== Records to process ==

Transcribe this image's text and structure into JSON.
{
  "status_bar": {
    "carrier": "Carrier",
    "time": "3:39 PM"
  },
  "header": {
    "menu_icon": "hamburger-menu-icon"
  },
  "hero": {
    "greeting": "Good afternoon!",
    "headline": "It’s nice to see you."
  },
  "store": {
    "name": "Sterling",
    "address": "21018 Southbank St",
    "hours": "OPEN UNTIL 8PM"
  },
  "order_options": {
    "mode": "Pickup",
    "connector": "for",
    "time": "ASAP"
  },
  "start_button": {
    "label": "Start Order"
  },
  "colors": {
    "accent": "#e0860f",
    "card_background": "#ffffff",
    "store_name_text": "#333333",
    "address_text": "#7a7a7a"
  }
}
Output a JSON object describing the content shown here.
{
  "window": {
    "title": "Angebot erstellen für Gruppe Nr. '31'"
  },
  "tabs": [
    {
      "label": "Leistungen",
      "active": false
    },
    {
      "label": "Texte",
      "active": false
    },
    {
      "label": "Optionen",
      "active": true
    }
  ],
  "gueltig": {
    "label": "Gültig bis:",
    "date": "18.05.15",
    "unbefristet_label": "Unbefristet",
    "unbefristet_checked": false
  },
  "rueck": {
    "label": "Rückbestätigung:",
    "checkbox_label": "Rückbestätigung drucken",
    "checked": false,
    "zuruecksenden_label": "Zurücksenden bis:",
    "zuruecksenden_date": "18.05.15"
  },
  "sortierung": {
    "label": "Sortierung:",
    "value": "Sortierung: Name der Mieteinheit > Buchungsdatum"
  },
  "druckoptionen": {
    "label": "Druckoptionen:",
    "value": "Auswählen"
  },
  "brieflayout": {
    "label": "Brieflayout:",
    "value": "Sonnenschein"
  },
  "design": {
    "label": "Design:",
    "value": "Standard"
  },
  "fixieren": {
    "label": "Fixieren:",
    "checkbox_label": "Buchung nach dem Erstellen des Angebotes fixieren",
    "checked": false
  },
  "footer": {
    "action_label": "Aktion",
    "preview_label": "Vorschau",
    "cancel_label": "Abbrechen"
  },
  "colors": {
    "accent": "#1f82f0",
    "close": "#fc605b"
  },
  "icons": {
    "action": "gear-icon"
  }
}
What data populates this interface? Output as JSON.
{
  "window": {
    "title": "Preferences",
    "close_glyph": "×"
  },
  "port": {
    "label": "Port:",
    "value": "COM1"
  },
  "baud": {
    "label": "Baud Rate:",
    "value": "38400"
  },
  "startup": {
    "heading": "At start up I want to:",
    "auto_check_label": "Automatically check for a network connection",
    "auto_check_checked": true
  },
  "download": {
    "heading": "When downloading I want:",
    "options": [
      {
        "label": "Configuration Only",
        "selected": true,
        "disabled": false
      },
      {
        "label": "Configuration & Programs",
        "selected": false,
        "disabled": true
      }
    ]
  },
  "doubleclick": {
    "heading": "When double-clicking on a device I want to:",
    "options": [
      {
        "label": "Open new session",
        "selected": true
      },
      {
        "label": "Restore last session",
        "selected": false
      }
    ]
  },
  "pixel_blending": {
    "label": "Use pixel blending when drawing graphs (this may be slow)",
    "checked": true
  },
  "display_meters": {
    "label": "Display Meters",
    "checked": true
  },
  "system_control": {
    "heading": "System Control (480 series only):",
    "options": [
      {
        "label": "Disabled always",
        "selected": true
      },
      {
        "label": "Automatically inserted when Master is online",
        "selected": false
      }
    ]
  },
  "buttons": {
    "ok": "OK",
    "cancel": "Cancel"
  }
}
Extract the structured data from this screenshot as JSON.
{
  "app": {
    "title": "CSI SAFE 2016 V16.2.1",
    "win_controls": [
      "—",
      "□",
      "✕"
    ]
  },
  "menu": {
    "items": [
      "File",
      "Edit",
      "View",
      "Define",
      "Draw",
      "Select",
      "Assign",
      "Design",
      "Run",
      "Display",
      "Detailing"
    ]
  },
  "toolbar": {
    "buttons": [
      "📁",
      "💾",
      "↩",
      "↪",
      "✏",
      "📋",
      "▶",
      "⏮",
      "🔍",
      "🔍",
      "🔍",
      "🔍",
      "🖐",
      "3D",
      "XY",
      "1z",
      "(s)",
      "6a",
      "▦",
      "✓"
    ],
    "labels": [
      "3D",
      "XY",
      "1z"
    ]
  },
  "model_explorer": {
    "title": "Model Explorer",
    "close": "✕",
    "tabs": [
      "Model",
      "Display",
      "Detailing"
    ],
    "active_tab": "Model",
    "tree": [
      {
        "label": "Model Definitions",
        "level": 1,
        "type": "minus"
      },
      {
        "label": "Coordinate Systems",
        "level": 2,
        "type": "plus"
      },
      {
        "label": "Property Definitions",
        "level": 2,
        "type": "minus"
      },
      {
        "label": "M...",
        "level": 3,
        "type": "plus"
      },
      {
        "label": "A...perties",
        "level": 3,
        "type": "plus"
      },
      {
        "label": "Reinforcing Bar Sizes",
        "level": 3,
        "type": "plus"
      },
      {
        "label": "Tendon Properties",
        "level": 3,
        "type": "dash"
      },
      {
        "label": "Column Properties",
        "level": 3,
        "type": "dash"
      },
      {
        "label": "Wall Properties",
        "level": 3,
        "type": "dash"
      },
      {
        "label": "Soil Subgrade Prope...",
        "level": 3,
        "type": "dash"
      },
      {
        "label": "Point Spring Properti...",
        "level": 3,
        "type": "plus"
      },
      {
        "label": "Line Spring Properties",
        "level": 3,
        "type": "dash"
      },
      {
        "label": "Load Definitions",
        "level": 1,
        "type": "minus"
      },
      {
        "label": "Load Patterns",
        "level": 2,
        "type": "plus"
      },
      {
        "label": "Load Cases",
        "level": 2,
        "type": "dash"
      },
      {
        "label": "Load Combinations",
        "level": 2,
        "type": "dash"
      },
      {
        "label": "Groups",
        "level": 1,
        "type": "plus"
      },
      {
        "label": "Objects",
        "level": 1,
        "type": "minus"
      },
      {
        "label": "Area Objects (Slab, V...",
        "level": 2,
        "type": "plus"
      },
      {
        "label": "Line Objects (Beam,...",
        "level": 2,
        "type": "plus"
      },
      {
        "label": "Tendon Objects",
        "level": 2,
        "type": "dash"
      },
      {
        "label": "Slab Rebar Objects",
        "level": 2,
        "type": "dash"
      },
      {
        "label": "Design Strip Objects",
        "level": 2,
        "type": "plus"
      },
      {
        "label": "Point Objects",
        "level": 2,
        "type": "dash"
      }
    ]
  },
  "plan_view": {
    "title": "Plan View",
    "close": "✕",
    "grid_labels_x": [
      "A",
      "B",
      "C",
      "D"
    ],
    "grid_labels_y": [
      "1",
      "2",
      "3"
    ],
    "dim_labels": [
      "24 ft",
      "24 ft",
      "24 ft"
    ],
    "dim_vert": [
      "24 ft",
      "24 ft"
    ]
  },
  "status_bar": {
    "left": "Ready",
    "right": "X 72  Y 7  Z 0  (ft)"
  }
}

===

Directions: Of the lines in the data, how many contain the word "Definitions"? Provide the number and nothing further.

Task output: 3